## EXERCISE AIM:
Take every line from the material that has the word "this" in it.

### RAW DATA ###

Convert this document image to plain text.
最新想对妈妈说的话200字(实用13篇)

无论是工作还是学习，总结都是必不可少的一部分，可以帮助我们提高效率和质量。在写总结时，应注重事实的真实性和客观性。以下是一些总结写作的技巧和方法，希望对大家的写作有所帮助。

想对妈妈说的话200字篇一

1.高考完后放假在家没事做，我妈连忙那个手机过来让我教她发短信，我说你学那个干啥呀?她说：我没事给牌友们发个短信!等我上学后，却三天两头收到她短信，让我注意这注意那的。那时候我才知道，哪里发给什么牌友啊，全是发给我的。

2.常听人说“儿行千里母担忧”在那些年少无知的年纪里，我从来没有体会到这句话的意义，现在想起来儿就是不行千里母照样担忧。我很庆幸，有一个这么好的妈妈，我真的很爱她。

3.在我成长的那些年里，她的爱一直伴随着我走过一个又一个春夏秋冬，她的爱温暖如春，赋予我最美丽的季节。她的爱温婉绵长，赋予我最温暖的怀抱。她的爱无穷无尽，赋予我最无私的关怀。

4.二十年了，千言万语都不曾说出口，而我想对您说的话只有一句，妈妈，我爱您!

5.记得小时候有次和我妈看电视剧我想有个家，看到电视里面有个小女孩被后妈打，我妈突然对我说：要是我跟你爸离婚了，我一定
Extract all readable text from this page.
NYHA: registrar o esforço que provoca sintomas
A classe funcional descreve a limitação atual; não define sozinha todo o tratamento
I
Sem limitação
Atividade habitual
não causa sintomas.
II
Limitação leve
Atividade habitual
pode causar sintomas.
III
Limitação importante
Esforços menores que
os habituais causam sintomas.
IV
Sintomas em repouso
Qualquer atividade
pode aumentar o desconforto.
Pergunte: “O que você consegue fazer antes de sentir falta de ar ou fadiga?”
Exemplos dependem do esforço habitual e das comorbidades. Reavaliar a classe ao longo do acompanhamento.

###

## SOLUTION TO THE PROBLEM:
Convert this document image to plain text.
Extract all readable text from this page.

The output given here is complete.